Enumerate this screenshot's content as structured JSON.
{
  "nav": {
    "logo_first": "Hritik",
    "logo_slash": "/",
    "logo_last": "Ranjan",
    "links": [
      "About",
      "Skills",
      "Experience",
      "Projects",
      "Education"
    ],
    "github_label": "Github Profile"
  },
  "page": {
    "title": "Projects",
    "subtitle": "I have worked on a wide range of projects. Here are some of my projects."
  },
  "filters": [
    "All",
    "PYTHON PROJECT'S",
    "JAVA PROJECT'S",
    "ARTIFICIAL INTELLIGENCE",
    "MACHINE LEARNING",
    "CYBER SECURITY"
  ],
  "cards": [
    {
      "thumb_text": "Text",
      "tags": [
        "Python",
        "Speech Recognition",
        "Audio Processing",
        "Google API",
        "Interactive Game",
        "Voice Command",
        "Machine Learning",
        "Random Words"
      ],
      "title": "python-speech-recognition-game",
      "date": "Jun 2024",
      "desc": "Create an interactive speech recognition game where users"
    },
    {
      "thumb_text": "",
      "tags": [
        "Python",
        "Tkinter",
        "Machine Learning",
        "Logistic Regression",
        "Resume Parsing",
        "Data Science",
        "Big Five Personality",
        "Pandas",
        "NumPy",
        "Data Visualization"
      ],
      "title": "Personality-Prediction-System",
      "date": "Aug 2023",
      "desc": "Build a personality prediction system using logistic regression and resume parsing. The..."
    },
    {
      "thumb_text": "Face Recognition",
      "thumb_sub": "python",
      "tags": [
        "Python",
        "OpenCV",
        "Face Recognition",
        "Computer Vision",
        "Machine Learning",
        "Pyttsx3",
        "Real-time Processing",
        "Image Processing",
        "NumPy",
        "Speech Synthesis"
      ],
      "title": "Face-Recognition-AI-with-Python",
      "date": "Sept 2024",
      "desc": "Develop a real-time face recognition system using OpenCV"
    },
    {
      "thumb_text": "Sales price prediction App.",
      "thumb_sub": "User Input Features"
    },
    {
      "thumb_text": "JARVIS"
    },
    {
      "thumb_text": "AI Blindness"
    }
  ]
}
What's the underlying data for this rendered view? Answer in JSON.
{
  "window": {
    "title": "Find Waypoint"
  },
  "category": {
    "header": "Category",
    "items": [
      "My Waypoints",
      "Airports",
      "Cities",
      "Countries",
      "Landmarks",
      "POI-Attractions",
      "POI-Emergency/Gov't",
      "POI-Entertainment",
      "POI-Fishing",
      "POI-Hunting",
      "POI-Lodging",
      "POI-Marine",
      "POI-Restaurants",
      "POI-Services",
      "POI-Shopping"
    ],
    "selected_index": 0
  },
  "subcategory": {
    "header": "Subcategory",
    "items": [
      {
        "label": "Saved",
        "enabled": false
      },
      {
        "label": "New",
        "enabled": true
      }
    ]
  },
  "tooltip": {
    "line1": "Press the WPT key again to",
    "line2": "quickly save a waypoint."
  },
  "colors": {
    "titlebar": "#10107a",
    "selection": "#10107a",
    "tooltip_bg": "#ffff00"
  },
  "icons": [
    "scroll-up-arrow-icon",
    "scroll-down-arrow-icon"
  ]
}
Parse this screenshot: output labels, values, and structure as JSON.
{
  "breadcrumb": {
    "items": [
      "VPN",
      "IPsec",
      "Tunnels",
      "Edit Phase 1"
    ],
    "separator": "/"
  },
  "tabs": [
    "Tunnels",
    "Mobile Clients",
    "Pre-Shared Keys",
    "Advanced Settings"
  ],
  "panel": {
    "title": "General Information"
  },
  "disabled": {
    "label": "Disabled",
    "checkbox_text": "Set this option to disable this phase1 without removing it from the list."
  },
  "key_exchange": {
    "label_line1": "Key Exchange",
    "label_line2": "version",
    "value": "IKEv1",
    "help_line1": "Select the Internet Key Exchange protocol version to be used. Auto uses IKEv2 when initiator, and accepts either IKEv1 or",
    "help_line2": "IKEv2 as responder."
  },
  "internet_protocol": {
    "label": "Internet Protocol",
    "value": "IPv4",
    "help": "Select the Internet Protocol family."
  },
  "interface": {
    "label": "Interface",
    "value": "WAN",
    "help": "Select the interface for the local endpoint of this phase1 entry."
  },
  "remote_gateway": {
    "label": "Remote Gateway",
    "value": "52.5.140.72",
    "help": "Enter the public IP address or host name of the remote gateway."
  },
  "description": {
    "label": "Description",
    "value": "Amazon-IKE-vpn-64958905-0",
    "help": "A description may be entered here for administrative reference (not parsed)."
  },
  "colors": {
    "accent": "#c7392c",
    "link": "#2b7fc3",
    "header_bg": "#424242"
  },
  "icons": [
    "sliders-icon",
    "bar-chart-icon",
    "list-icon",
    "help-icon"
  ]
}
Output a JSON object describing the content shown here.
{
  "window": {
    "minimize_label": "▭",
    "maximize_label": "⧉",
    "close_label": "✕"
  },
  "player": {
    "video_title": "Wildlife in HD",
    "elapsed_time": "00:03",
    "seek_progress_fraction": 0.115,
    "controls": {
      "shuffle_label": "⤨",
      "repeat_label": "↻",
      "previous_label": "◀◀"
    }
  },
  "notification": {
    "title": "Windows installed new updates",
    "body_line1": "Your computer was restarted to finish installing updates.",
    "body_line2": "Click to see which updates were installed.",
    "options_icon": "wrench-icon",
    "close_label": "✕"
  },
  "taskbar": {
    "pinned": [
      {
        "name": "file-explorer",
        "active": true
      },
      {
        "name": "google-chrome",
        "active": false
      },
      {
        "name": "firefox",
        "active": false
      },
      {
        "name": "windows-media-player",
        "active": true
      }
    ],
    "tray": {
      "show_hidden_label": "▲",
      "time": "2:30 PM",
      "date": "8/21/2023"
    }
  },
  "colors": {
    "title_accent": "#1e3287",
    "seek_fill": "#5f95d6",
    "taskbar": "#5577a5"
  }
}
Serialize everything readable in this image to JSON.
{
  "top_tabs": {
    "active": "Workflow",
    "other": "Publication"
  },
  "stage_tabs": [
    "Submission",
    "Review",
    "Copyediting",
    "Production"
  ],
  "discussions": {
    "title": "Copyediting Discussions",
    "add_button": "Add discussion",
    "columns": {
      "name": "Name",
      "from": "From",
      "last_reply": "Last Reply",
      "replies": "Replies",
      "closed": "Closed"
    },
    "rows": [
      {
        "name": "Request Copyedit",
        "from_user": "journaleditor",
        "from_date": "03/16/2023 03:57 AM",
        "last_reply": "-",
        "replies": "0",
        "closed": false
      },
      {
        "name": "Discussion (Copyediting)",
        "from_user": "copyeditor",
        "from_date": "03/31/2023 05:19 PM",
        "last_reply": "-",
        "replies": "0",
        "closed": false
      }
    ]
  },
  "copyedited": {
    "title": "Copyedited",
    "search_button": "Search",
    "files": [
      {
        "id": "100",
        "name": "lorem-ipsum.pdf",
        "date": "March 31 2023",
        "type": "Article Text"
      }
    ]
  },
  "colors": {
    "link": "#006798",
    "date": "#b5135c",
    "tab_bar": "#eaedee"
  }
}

+ + + + +

> [Stated problem]:
Please quote the records above exactly, without skipping a line.

> [Worked solution]:
Enumerate this screenshot's content as structured JSON.
{
  "nav": {
    "logo_first": "Hritik",
    "logo_slash": "/",
    "logo_last": "Ranjan",
    "links": [
      "About",
      "Skills",
      "Experience",
      "Projects",
      "Education"
    ],
    "github_label": "Github Profile"
  },
  "page": {
    "title": "Projects",
    "subtitle": "I have worked on a wide range of projects. Here are some of my projects."
  },
  "filters": [
    "All",
    "PYTHON PROJECT'S",
    "JAVA PROJECT'S",
    "ARTIFICIAL INTELLIGENCE",
    "MACHINE LEARNING",
    "CYBER SECURITY"
  ],
  "cards": [
    {
      "thumb_text": "Text",
      "tags": [
        "Python",
        "Speech Recognition",
        "Audio Processing",
        "Google API",
        "Interactive Game",
        "Voice Command",
        "Machine Learning",
        "Random Words"
      ],
      "title": "python-speech-recognition-game",
      "date": "Jun 2024",
      "desc": "Create an interactive speech recognition game where users"
    },
    {
      "thumb_text": "",
      "tags": [
        "Python",
        "Tkinter",
        "Machine Learning",
        "Logistic Regression",
        "Resume Parsing",
        "Data Science",
        "Big Five Personality",
        "Pandas",
        "NumPy",
        "Data Visualization"
      ],
      "title": "Personality-Prediction-System",
      "date": "Aug 2023",
      "desc": "Build a personality prediction system using logistic regression and resume parsing. The..."
    },
    {
      "thumb_text": "Face Recognition",
      "thumb_sub": "python",
      "tags": [
        "Python",
        "OpenCV",
        "Face Recognition",
        "Computer Vision",
        "Machine Learning",
        "Pyttsx3",
        "Real-time Processing",
        "Image Processing",
        "NumPy",
        "Speech Synthesis"
      ],
      "title": "Face-Recognition-AI-with-Python",
      "date": "Sept 2024",
      "desc": "Develop a real-time face recognition system using OpenCV"
    },
    {
      "thumb_text": "Sales price prediction App.",
      "thumb_sub": "User Input Features"
    },
    {
      "thumb_text": "JARVIS"
    },
    {
      "thumb_text": "AI Blindness"
    }
  ]
}
What's the underlying data for this rendered view? Answer in JSON.
{
  "window": {
    "title": "Find Waypoint"
  },
  "category": {
    "header": "Category",
    "items": [
      "My Waypoints",
      "Airports",
      "Cities",
      "Countries",
      "Landmarks",
      "POI-Attractions",
      "POI-Emergency/Gov't",
      "POI-Entertainment",
      "POI-Fishing",
      "POI-Hunting",
      "POI-Lodging",
      "POI-Marine",
      "POI-Restaurants",
      "POI-Services",
      "POI-Shopping"
    ],
    "selected_index": 0
  },
  "subcategory": {
    "header": "Subcategory",
    "items": [
      {
        "label": "Saved",
        "enabled": false
      },
      {
        "label": "New",
        "enabled": true
      }
    ]
  },
  "tooltip": {
    "line1": "Press the WPT key again to",
    "line2": "quickly save a waypoint."
  },
  "colors": {
    "titlebar": "#10107a",
    "selection": "#10107a",
    "tooltip_bg": "#ffff00"
  },
  "icons": [
    "scroll-up-arrow-icon",
    "scroll-down-arrow-icon"
  ]
}
Parse this screenshot: output labels, values, and structure as JSON.
{
  "breadcrumb": {
    "items": [
      "VPN",
      "IPsec",
      "Tunnels",
      "Edit Phase 1"
    ],
    "separator": "/"
  },
  "tabs": [
    "Tunnels",
    "Mobile Clients",
    "Pre-Shared Keys",
    "Advanced Settings"
  ],
  "panel": {
    "title": "General Information"
  },
  "disabled": {
    "label": "Disabled",
    "checkbox_text": "Set this option to disable this phase1 without removing it from the list."
  },
  "key_exchange": {
    "label_line1": "Key Exchange",
    "label_line2": "version",
    "value": "IKEv1",
    "help_line1": "Select the Internet Key Exchange protocol version to be used. Auto uses IKEv2 when initiator, and accepts either IKEv1 or",
    "help_line2": "IKEv2 as responder."
  },
  "internet_protocol": {
    "label": "Internet Protocol",
    "value": "IPv4",
    "help": "Select the Internet Protocol family."
  },
  "interface": {
    "label": "Interface",
    "value": "WAN",
    "help": "Select the interface for the local endpoint of this phase1 entry."
  },
  "remote_gateway": {
    "label": "Remote Gateway",
    "value": "52.5.140.72",
    "help": "Enter the public IP address or host name of the remote gateway."
  },
  "description": {
    "label": "Description",
    "value": "Amazon-IKE-vpn-64958905-0",
    "help": "A description may be entered here for administrative reference (not parsed)."
  },
  "colors": {
    "accent": "#c7392c",
    "link": "#2b7fc3",
    "header_bg": "#424242"
  },
  "icons": [
    "sliders-icon",
    "bar-chart-icon",
    "list-icon",
    "help-icon"
  ]
}
Output a JSON object describing the content shown here.
{
  "window": {
    "minimize_label": "▭",
    "maximize_label": "⧉",
    "close_label": "✕"
  },
  "player": {
    "video_title": "Wildlife in HD",
    "elapsed_time": "00:03",
    "seek_progress_fraction": 0.115,
    "controls": {
      "shuffle_label": "⤨",
      "repeat_label": "↻",
      "previous_label": "◀◀"
    }
  },
  "notification": {
    "title": "Windows installed new updates",
    "body_line1": "Your computer was restarted to finish installing updates.",
    "body_line2": "Click to see which updates were installed.",
    "options_icon": "wrench-icon",
    "close_label": "✕"
  },
  "taskbar": {
    "pinned": [
      {
        "name": "file-explorer",
        "active": true
      },
      {
        "name": "google-chrome",
        "active": false
      },
      {
        "name": "firefox",
        "active": false
      },
      {
        "name": "windows-media-player",
        "active": true
      }
    ],
    "tray": {
      "show_hidden_label": "▲",
      "time": "2:30 PM",
      "date": "8/21/2023"
    }
  },
  "colors": {
    "title_accent": "#1e3287",
    "seek_fill": "#5f95d6",
    "taskbar": "#5577a5"
  }
}
Serialize everything readable in this image to JSON.
{
  "top_tabs": {
    "active": "Workflow",
    "other": "Publication"
  },
  "stage_tabs": [
    "Submission",
    "Review",
    "Copyediting",
    "Production"
  ],
  "discussions": {
    "title": "Copyediting Discussions",
    "add_button": "Add discussion",
    "columns": {
      "name": "Name",
      "from": "From",
      "last_reply": "Last Reply",
      "replies": "Replies",
      "closed": "Closed"
    },
    "rows": [
      {
        "name": "Request Copyedit",
        "from_user": "journaleditor",
        "from_date": "03/16/2023 03:57 AM",
        "last_reply": "-",
        "replies": "0",
        "closed": false
      },
      {
        "name": "Discussion (Copyediting)",
        "from_user": "copyeditor",
        "from_date": "03/31/2023 05:19 PM",
        "last_reply": "-",
        "replies": "0",
        "closed": false
      }
    ]
  },
  "copyedited": {
    "title": "Copyedited",
    "search_button": "Search",
    "files": [
      {
        "id": "100",
        "name": "lorem-ipsum.pdf",
        "date": "March 31 2023",
        "type": "Article Text"
      }
    ]
  },
  "colors": {
    "link": "#006798",
    "date": "#b5135c",
    "tab_bar": "#eaedee"
  }
}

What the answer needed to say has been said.